--- Start DATASET RECORDS ---
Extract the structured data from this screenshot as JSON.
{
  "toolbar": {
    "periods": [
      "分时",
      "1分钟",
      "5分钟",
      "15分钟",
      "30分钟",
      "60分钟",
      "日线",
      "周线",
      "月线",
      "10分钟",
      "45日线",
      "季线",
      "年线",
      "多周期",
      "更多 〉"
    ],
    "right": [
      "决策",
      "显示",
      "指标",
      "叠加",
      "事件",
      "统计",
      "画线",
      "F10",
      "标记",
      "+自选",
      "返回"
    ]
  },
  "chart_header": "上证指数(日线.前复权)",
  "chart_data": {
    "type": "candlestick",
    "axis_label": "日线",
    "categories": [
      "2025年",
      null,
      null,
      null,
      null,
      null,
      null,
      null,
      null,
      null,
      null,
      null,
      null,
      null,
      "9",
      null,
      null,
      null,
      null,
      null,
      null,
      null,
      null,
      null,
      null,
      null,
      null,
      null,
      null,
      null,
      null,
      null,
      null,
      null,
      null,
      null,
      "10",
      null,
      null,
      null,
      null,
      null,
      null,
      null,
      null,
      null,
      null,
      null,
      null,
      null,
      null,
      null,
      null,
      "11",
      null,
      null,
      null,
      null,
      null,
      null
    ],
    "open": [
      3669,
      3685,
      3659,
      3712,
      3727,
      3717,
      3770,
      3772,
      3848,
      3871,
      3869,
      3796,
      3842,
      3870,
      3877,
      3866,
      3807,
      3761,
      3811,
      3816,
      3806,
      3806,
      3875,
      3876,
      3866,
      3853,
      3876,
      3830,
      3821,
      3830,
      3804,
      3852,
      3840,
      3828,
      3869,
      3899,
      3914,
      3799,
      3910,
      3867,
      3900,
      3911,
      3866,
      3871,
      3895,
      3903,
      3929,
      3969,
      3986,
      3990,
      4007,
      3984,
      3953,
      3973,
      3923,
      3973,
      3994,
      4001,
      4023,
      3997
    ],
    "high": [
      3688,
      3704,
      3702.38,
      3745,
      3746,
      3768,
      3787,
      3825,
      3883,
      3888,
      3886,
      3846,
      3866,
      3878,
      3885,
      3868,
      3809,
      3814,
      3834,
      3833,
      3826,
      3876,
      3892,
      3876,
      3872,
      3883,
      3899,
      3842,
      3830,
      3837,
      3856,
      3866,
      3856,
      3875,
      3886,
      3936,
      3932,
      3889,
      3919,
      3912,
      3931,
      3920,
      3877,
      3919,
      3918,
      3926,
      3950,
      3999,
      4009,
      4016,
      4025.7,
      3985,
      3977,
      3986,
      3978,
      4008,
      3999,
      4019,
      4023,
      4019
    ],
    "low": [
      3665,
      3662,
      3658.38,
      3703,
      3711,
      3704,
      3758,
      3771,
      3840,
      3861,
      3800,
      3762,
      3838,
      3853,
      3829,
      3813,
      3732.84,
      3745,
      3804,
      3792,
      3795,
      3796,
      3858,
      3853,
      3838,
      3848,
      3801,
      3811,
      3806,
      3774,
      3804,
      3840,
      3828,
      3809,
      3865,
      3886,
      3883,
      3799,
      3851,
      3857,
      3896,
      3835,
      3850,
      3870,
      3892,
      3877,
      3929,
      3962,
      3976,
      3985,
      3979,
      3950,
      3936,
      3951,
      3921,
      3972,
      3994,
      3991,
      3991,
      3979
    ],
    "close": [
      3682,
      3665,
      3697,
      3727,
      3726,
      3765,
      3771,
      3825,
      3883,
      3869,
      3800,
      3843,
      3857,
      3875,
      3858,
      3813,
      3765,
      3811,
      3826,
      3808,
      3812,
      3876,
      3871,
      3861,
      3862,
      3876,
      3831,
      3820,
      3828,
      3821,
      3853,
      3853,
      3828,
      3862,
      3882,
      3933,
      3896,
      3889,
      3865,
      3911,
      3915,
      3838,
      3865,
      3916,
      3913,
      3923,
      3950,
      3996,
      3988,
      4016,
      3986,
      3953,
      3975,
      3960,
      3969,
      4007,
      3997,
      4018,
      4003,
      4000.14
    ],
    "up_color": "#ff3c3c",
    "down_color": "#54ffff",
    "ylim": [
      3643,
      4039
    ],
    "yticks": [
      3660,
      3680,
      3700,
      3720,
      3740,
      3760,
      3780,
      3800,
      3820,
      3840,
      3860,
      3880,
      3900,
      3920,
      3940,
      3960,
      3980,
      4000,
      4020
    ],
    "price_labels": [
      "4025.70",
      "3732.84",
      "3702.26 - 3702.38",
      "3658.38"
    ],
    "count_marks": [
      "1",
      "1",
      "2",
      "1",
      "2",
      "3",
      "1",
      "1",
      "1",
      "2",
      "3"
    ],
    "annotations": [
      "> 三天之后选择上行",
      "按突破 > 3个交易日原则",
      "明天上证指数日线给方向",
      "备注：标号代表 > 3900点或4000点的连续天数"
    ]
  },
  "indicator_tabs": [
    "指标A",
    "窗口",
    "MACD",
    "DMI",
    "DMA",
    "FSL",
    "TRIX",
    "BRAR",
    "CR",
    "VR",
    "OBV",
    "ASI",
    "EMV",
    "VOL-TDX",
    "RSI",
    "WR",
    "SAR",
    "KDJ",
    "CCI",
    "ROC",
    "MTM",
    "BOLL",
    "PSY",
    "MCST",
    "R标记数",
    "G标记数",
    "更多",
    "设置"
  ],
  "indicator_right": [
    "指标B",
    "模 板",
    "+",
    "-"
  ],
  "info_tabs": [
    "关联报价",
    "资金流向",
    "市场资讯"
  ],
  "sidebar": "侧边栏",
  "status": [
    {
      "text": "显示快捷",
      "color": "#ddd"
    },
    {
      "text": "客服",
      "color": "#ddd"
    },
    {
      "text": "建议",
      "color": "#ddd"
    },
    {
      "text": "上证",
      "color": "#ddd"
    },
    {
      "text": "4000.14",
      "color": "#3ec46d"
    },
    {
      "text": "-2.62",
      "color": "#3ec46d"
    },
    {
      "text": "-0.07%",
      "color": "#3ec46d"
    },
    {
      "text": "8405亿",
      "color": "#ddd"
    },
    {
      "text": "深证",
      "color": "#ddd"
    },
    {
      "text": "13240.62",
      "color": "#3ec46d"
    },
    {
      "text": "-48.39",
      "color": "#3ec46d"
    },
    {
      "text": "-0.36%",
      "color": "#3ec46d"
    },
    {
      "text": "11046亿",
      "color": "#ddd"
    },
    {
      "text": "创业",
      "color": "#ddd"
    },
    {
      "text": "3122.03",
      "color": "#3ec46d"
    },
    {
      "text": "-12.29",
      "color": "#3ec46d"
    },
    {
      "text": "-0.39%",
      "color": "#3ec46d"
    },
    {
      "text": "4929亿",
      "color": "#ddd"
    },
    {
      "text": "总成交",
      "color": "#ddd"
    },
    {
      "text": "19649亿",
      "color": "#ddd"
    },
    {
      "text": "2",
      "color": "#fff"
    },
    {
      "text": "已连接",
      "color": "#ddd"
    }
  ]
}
--- End DATASET RECORDS ---
§ **WHAT IS NEEDED**: Exactly reproduce every line found in the records.

§ **COMPLETED TASK**:
Extract the structured data from this screenshot as JSON.
{
  "toolbar": {
    "periods": [
      "分时",
      "1分钟",
      "5分钟",
      "15分钟",
      "30分钟",
      "60分钟",
      "日线",
      "周线",
      "月线",
      "10分钟",
      "45日线",
      "季线",
      "年线",
      "多周期",
      "更多 〉"
    ],
    "right": [
      "决策",
      "显示",
      "指标",
      "叠加",
      "事件",
      "统计",
      "画线",
      "F10",
      "标记",
      "+自选",
      "返回"
    ]
  },
  "chart_header": "上证指数(日线.前复权)",
  "chart_data": {
    "type": "candlestick",
    "axis_label": "日线",
    "categories": [
      "2025年",
      null,
      null,
      null,
      null,
      null,
      null,
      null,
      null,
      null,
      null,
      null,
      null,
      null,
      "9",
      null,
      null,
      null,
      null,
      null,
      null,
      null,
      null,
      null,
      null,
      null,
      null,
      null,
      null,
      null,
      null,
      null,
      null,
      null,
      null,
      null,
      "10",
      null,
      null,
      null,
      null,
      null,
      null,
      null,
      null,
      null,
      null,
      null,
      null,
      null,
      null,
      null,
      null,
      "11",
      null,
      null,
      null,
      null,
      null,
      null
    ],
    "open": [
      3669,
      3685,
      3659,
      3712,
      3727,
      3717,
      3770,
      3772,
      3848,
      3871,
      3869,
      3796,
      3842,
      3870,
      3877,
      3866,
      3807,
      3761,
      3811,
      3816,
      3806,
      3806,
      3875,
      3876,
      3866,
      3853,
      3876,
      3830,
      3821,
      3830,
      3804,
      3852,
      3840,
      3828,
      3869,
      3899,
      3914,
      3799,
      3910,
      3867,
      3900,
      3911,
      3866,
      3871,
      3895,
      3903,
      3929,
      3969,
      3986,
      3990,
      4007,
      3984,
      3953,
      3973,
      3923,
      3973,
      3994,
      4001,
      4023,
      3997
    ],
    "high": [
      3688,
      3704,
      3702.38,
      3745,
      3746,
      3768,
      3787,
      3825,
      3883,
      3888,
      3886,
      3846,
      3866,
      3878,
      3885,
      3868,
      3809,
      3814,
      3834,
      3833,
      3826,
      3876,
      3892,
      3876,
      3872,
      3883,
      3899,
      3842,
      3830,
      3837,
      3856,
      3866,
      3856,
      3875,
      3886,
      3936,
      3932,
      3889,
      3919,
      3912,
      3931,
      3920,
      3877,
      3919,
      3918,
      3926,
      3950,
      3999,
      4009,
      4016,
      4025.7,
      3985,
      3977,
      3986,
      3978,
      4008,
      3999,
      4019,
      4023,
      4019
    ],
    "low": [
      3665,
      3662,
      3658.38,
      3703,
      3711,
      3704,
      3758,
      3771,
      3840,
      3861,
      3800,
      3762,
      3838,
      3853,
      3829,
      3813,
      3732.84,
      3745,
      3804,
      3792,
      3795,
      3796,
      3858,
      3853,
      3838,
      3848,
      3801,
      3811,
      3806,
      3774,
      3804,
      3840,
      3828,
      3809,
      3865,
      3886,
      3883,
      3799,
      3851,
      3857,
      3896,
      3835,
      3850,
      3870,
      3892,
      3877,
      3929,
      3962,
      3976,
      3985,
      3979,
      3950,
      3936,
      3951,
      3921,
      3972,
      3994,
      3991,
      3991,
      3979
    ],
    "close": [
      3682,
      3665,
      3697,
      3727,
      3726,
      3765,
      3771,
      3825,
      3883,
      3869,
      3800,
      3843,
      3857,
      3875,
      3858,
      3813,
      3765,
      3811,
      3826,
      3808,
      3812,
      3876,
      3871,
      3861,
      3862,
      3876,
      3831,
      3820,
      3828,
      3821,
      3853,
      3853,
      3828,
      3862,
      3882,
      3933,
      3896,
      3889,
      3865,
      3911,
      3915,
      3838,
      3865,
      3916,
      3913,
      3923,
      3950,
      3996,
      3988,
      4016,
      3986,
      3953,
      3975,
      3960,
      3969,
      4007,
      3997,
      4018,
      4003,
      4000.14
    ],
    "up_color": "#ff3c3c",
    "down_color": "#54ffff",
    "ylim": [
      3643,
      4039
    ],
    "yticks": [
      3660,
      3680,
      3700,
      3720,
      3740,
      3760,
      3780,
      3800,
      3820,
      3840,
      3860,
      3880,
      3900,
      3920,
      3940,
      3960,
      3980,
      4000,
      4020
    ],
    "price_labels": [
      "4025.70",
      "3732.84",
      "3702.26 - 3702.38",
      "3658.38"
    ],
    "count_marks": [
      "1",
      "1",
      "2",
      "1",
      "2",
      "3",
      "1",
      "1",
      "1",
      "2",
      "3"
    ],
    "annotations": [
      "> 三天之后选择上行",
      "按突破 > 3个交易日原则",
      "明天上证指数日线给方向",
      "备注：标号代表 > 3900点或4000点的连续天数"
    ]
  },
  "indicator_tabs": [
    "指标A",
    "窗口",
    "MACD",
    "DMI",
    "DMA",
    "FSL",
    "TRIX",
    "BRAR",
    "CR",
    "VR",
    "OBV",
    "ASI",
    "EMV",
    "VOL-TDX",
    "RSI",
    "WR",
    "SAR",
    "KDJ",
    "CCI",
    "ROC",
    "MTM",
    "BOLL",
    "PSY",
    "MCST",
    "R标记数",
    "G标记数",
    "更多",
    "设置"
  ],
  "indicator_right": [
    "指标B",
    "模 板",
    "+",
    "-"
  ],
  "info_tabs": [
    "关联报价",
    "资金流向",
    "市场资讯"
  ],
  "sidebar": "侧边栏",
  "status": [
    {
      "text": "显示快捷",
      "color": "#ddd"
    },
    {
      "text": "客服",
      "color": "#ddd"
    },
    {
      "text": "建议",
      "color": "#ddd"
    },
    {
      "text": "上证",
      "color": "#ddd"
    },
    {
      "text": "4000.14",
      "color": "#3ec46d"
    },
    {
      "text": "-2.62",
      "color": "#3ec46d"
    },
    {
      "text": "-0.07%",
      "color": "#3ec46d"
    },
    {
      "text": "8405亿",
      "color": "#ddd"
    },
    {
      "text": "深证",
      "color": "#ddd"
    },
    {
      "text": "13240.62",
      "color": "#3ec46d"
    },
    {
      "text": "-48.39",
      "color": "#3ec46d"
    },
    {
      "text": "-0.36%",
      "color": "#3ec46d"
    },
    {
      "text": "11046亿",
      "color": "#ddd"
    },
    {
      "text": "创业",
      "color": "#ddd"
    },
    {
      "text": "3122.03",
      "color": "#3ec46d"
    },
    {
      "text": "-12.29",
      "color": "#3ec46d"
    },
    {
      "text": "-0.39%",
      "color": "#3ec46d"
    },
    {
      "text": "4929亿",
      "color": "#ddd"
    },
    {
      "text": "总成交",
      "color": "#ddd"
    },
    {
      "text": "19649亿",
      "color": "#ddd"
    },
    {
      "text": "2",
      "color": "#fff"
    },
    {
      "text": "已连接",
      "color": "#ddd"
    }
  ]
}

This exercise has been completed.